=== What is being asked ===
Reply with one number: the count of lines in the records below that hold "name".

=== Material for the task ===
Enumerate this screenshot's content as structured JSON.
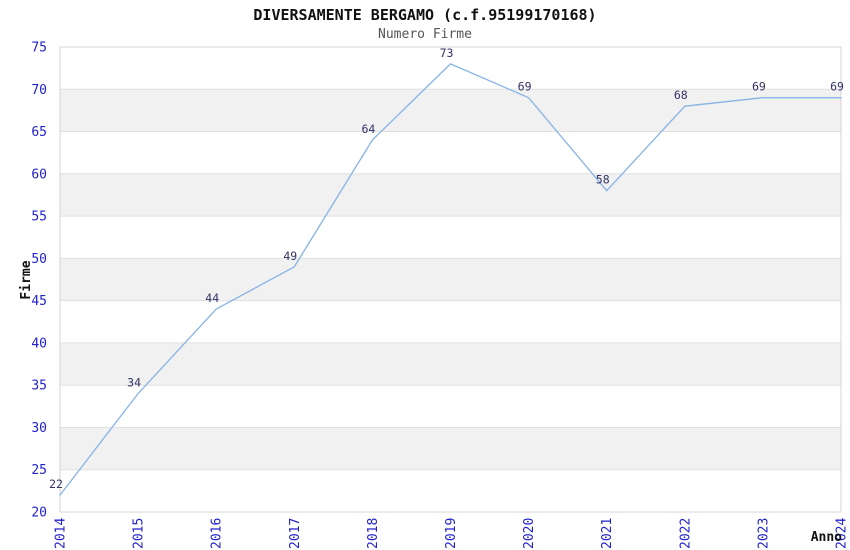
{
  "chart_data": {
    "type": "line",
    "title": "DIVERSAMENTE BERGAMO (c.f.95199170168)",
    "subtitle": "Numero Firme",
    "xlabel": "Anno",
    "ylabel": "Firme",
    "categories": [
      "2014",
      "2015",
      "2016",
      "2017",
      "2018",
      "2019",
      "2020",
      "2021",
      "2022",
      "2023",
      "2024"
    ],
    "series": [
      {
        "name": "Numero Firme",
        "values": [
          22,
          34,
          44,
          49,
          64,
          73,
          69,
          58,
          68,
          69,
          69
        ]
      }
    ],
    "ylim": [
      20,
      75
    ],
    "ytick_step": 5,
    "yticks": [
      20,
      25,
      30,
      35,
      40,
      45,
      50,
      55,
      60,
      65,
      70,
      75
    ],
    "grid": "horizontal gridlines with alternating shaded bands",
    "legend_position": "none",
    "data_labels_visible": true,
    "x_tick_rotation_degrees": -90,
    "colors": {
      "line": "#87b3e6",
      "tick_label": "#2222cc",
      "value_label": "#333366",
      "band_gray": "#f1f1f1",
      "band_white": "#ffffff",
      "grid": "#e0e0e0",
      "border": "#d4d4d4",
      "title": "#111111",
      "subtitle": "#555555",
      "axis_title": "#111111"
    }
  }
}
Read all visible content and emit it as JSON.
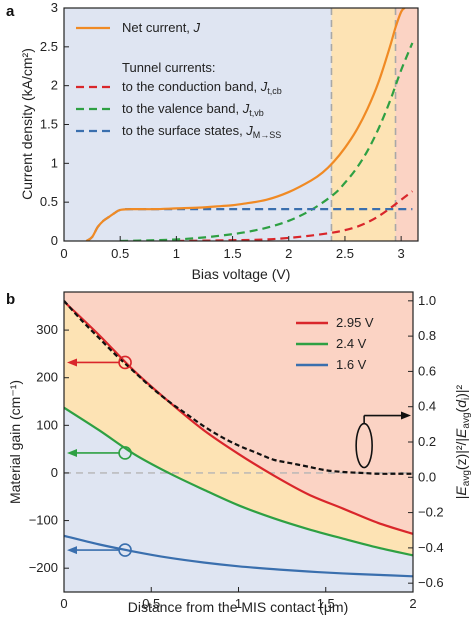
{
  "chart_data": [
    {
      "panel": "a",
      "type": "line",
      "xlabel": "Bias voltage (V)",
      "ylabel": "Current density (kA/cm²)",
      "xlim": [
        0,
        3.15
      ],
      "ylim": [
        0,
        3.0
      ],
      "xticks": [
        "0",
        "0.5",
        "1",
        "1.5",
        "2",
        "2.5",
        "3"
      ],
      "yticks": [
        "0",
        "0.5",
        "1",
        "1.5",
        "2",
        "2.5",
        "3"
      ],
      "regions": [
        {
          "from": 0,
          "to": 2.38,
          "color": "#dfe5f2"
        },
        {
          "from": 2.38,
          "to": 2.95,
          "color": "#fde3b4"
        },
        {
          "from": 2.95,
          "to": 3.15,
          "color": "#fbd3c4"
        }
      ],
      "vlines": [
        2.38,
        2.95
      ],
      "legend_title": "Tunnel currents:",
      "legend_position": "top-left",
      "series": [
        {
          "name": "Net current, J",
          "label_text": "Net current, ",
          "label_sym": "J",
          "label_sub": "",
          "color": "#f08a24",
          "dash": "solid",
          "x": [
            0.2,
            0.25,
            0.3,
            0.35,
            0.4,
            0.45,
            0.5,
            0.6,
            0.8,
            1.0,
            1.2,
            1.4,
            1.5,
            1.6,
            1.8,
            2.0,
            2.2,
            2.3,
            2.4,
            2.5,
            2.6,
            2.7,
            2.8,
            2.9,
            2.95,
            3.0,
            3.03
          ],
          "y": [
            0,
            0.05,
            0.18,
            0.26,
            0.31,
            0.36,
            0.4,
            0.41,
            0.41,
            0.42,
            0.43,
            0.45,
            0.46,
            0.48,
            0.53,
            0.63,
            0.78,
            0.88,
            1.02,
            1.2,
            1.42,
            1.7,
            2.05,
            2.5,
            2.75,
            2.95,
            3.0
          ]
        },
        {
          "name": "to the conduction band, J_t,cb",
          "label_text": "to the conduction band, ",
          "label_sym": "J",
          "label_sub": "t,cb",
          "color": "#d9262b",
          "dash": "dashed",
          "x": [
            1.0,
            1.5,
            1.8,
            2.0,
            2.2,
            2.4,
            2.5,
            2.6,
            2.7,
            2.8,
            2.9,
            3.0,
            3.1
          ],
          "y": [
            0,
            0.01,
            0.02,
            0.04,
            0.07,
            0.11,
            0.14,
            0.18,
            0.24,
            0.32,
            0.42,
            0.53,
            0.64
          ]
        },
        {
          "name": "to the valence band, J_t,vb",
          "label_text": "to the valence band, ",
          "label_sym": "J",
          "label_sub": "t,vb",
          "color": "#2ea043",
          "dash": "dashed",
          "x": [
            0.5,
            0.8,
            1.0,
            1.2,
            1.4,
            1.6,
            1.8,
            2.0,
            2.2,
            2.4,
            2.5,
            2.6,
            2.7,
            2.8,
            2.9,
            3.0,
            3.1
          ],
          "y": [
            0,
            0.01,
            0.02,
            0.04,
            0.07,
            0.11,
            0.17,
            0.26,
            0.4,
            0.6,
            0.75,
            0.93,
            1.16,
            1.45,
            1.8,
            2.2,
            2.55
          ]
        },
        {
          "name": "to the surface states, J_M→SS",
          "label_text": "to the surface states, ",
          "label_sym": "J",
          "label_sub": "M→SS",
          "color": "#3a6fae",
          "dash": "dashed",
          "x": [
            0.2,
            0.25,
            0.3,
            0.35,
            0.4,
            0.45,
            0.5,
            0.6,
            1.0,
            1.5,
            2.0,
            2.5,
            3.0,
            3.1
          ],
          "y": [
            0,
            0.05,
            0.18,
            0.26,
            0.31,
            0.36,
            0.4,
            0.41,
            0.41,
            0.41,
            0.41,
            0.41,
            0.41,
            0.41
          ]
        }
      ]
    },
    {
      "panel": "b",
      "type": "line",
      "xlabel": "Distance from the MIS contact (μm)",
      "ylabel": "Material gain (cm⁻¹)",
      "ylabel_right": "|E_avg(z)|²/|E_avg(d_i)|²",
      "ylabel_right_parts": [
        "|",
        "E",
        "avg",
        "(z)|²/|",
        "E",
        "avg",
        "(",
        "d",
        "i",
        ")|²"
      ],
      "xlim": [
        0,
        2
      ],
      "ylim": [
        -250,
        380
      ],
      "ylim_right": [
        -0.65,
        1.05
      ],
      "xticks": [
        "0",
        "0.5",
        "1",
        "1.5",
        "2"
      ],
      "yticks": [
        "-200",
        "-100",
        "0",
        "100",
        "200",
        "300"
      ],
      "yticks_right": [
        "-0.6",
        "-0.4",
        "-0.2",
        "0.0",
        "0.2",
        "0.4",
        "0.6",
        "0.8",
        "1.0"
      ],
      "legend_position": "top-right",
      "series": [
        {
          "name": "2.95 V",
          "color": "#d9262b",
          "x": [
            0,
            0.2,
            0.4,
            0.6,
            0.8,
            1.0,
            1.2,
            1.4,
            1.6,
            1.8,
            2.0
          ],
          "y": [
            360,
            290,
            215,
            150,
            90,
            40,
            -5,
            -45,
            -75,
            -105,
            -128
          ]
        },
        {
          "name": "2.4 V",
          "color": "#2ea043",
          "x": [
            0,
            0.2,
            0.4,
            0.6,
            0.8,
            1.0,
            1.2,
            1.4,
            1.6,
            1.8,
            2.0
          ],
          "y": [
            137,
            90,
            40,
            0,
            -35,
            -68,
            -95,
            -118,
            -138,
            -157,
            -173
          ]
        },
        {
          "name": "1.6 V",
          "color": "#3a6fae",
          "x": [
            0,
            0.2,
            0.4,
            0.6,
            0.8,
            1.0,
            1.2,
            1.4,
            1.6,
            1.8,
            2.0
          ],
          "y": [
            -132,
            -150,
            -165,
            -178,
            -188,
            -196,
            -202,
            -207,
            -211,
            -214,
            -217
          ]
        }
      ],
      "field_profile": {
        "axis": "right",
        "color": "#111111",
        "dash": "dashed",
        "x": [
          0,
          0.1,
          0.2,
          0.3,
          0.4,
          0.5,
          0.6,
          0.7,
          0.8,
          0.9,
          1.0,
          1.1,
          1.2,
          1.3,
          1.4,
          1.5,
          1.6,
          1.7,
          1.8,
          1.9,
          2.0
        ],
        "y": [
          1.0,
          0.89,
          0.79,
          0.69,
          0.6,
          0.51,
          0.43,
          0.36,
          0.29,
          0.23,
          0.18,
          0.14,
          0.1,
          0.08,
          0.06,
          0.04,
          0.03,
          0.025,
          0.02,
          0.02,
          0.02
        ]
      },
      "zero_line": 0,
      "markers": [
        {
          "x": 0.35,
          "y": 232,
          "color": "#d9262b"
        },
        {
          "x": 0.35,
          "y": 42,
          "color": "#2ea043"
        },
        {
          "x": 0.35,
          "y": -162,
          "color": "#3a6fae"
        }
      ],
      "right_marker": {
        "x": 1.72,
        "y": 0.18
      }
    }
  ]
}
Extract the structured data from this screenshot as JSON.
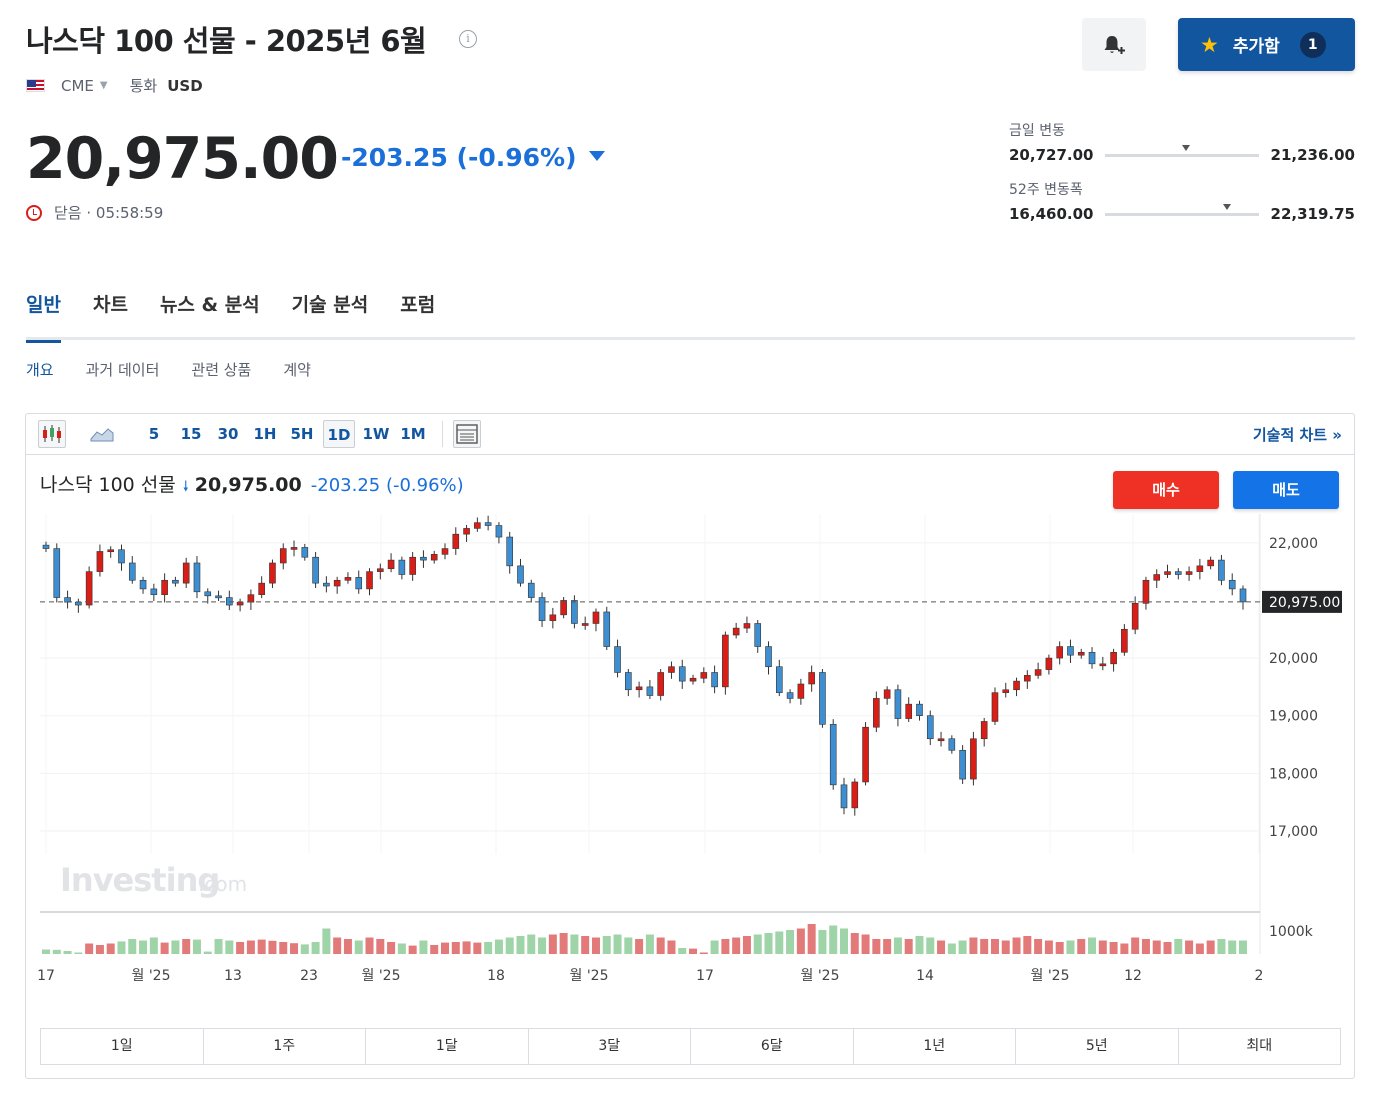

=== Complete response ===
8